• **Your goal**:
Read through the data and report every line in which the word "color" occurs.

• **Given entries**:
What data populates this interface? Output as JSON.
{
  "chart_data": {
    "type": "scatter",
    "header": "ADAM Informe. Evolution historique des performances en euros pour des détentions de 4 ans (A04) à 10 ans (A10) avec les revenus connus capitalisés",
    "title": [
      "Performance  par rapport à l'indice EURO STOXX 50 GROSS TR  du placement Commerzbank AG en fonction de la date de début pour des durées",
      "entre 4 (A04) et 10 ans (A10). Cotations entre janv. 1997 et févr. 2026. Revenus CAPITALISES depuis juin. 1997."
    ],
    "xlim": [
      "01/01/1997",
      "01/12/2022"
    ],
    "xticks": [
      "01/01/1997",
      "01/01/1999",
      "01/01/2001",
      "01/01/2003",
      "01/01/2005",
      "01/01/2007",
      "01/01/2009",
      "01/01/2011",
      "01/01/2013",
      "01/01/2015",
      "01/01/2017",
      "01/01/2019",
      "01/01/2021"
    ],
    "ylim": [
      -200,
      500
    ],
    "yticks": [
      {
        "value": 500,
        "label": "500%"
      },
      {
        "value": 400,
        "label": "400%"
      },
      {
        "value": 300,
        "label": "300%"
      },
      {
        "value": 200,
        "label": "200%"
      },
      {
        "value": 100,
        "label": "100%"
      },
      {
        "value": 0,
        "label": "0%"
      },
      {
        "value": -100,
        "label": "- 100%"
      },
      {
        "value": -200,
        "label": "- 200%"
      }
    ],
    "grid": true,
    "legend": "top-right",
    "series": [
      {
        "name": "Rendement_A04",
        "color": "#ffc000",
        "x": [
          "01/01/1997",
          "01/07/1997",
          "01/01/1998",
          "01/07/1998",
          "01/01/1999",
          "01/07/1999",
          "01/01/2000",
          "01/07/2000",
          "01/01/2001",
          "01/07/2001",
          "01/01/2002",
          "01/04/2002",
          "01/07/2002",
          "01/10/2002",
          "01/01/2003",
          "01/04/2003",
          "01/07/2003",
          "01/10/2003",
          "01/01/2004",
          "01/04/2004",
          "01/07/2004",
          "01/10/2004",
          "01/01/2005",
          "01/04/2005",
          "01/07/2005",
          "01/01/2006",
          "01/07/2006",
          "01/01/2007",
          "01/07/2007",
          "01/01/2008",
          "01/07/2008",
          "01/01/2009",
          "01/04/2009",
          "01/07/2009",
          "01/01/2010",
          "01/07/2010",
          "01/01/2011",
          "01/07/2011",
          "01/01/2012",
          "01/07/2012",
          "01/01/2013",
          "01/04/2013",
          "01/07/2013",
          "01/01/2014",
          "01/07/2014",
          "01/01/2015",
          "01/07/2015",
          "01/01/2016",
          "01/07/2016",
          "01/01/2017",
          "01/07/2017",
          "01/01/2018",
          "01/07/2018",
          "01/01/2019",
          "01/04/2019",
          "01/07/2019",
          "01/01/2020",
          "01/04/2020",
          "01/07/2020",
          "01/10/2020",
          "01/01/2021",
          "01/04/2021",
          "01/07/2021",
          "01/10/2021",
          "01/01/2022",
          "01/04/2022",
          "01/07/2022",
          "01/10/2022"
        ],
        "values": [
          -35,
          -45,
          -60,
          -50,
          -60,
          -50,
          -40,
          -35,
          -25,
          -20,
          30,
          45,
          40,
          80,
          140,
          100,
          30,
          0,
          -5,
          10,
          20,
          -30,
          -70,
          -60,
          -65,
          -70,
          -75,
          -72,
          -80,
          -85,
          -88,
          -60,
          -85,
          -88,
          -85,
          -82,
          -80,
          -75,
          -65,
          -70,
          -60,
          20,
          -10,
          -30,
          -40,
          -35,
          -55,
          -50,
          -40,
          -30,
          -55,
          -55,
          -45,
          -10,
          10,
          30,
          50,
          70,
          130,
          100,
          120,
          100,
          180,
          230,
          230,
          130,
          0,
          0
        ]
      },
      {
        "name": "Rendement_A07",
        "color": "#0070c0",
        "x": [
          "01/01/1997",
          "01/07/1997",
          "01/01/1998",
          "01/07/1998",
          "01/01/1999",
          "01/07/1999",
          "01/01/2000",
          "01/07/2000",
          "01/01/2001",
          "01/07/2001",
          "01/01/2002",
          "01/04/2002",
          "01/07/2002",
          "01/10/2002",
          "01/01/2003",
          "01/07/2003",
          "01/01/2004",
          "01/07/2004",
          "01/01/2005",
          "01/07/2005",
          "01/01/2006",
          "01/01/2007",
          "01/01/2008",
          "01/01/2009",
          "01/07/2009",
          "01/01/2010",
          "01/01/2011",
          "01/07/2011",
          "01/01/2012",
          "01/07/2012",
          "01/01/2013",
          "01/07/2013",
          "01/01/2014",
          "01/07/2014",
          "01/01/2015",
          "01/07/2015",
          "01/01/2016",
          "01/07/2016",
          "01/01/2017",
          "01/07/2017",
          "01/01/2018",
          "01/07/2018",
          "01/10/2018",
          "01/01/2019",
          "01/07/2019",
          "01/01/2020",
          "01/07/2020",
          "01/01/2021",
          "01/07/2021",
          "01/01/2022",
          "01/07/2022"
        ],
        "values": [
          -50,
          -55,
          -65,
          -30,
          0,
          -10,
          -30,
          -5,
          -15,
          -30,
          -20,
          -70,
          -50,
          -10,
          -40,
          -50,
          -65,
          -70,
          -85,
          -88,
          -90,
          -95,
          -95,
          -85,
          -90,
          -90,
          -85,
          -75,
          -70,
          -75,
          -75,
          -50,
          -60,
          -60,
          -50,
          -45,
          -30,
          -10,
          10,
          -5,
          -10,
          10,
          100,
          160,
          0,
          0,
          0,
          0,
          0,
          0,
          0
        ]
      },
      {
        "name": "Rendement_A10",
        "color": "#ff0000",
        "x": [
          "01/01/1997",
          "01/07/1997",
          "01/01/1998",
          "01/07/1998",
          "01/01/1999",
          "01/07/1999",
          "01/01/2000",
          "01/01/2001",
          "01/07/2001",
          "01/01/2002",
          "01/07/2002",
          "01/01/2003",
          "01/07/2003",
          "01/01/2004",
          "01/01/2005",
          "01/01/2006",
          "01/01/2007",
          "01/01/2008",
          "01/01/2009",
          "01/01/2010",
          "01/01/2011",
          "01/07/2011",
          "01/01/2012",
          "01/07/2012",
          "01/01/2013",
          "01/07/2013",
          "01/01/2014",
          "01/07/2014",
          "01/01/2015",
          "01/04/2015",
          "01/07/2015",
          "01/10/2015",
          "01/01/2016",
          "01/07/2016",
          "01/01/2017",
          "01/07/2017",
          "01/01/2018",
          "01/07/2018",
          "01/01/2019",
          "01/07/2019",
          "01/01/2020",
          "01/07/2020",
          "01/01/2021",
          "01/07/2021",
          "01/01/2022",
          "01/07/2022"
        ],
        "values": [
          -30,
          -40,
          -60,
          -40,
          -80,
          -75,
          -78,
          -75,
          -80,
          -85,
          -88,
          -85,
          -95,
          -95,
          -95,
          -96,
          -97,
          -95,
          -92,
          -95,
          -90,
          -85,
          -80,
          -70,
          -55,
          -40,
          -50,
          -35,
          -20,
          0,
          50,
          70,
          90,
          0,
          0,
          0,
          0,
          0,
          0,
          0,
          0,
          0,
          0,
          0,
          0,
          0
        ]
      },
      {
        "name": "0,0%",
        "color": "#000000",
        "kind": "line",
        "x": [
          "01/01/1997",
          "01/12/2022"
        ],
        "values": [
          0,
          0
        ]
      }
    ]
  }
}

• **Written answer**:
        "color": "#ffc000",
        "color": "#0070c0",
        "color": "#ff0000",
        "color": "#000000",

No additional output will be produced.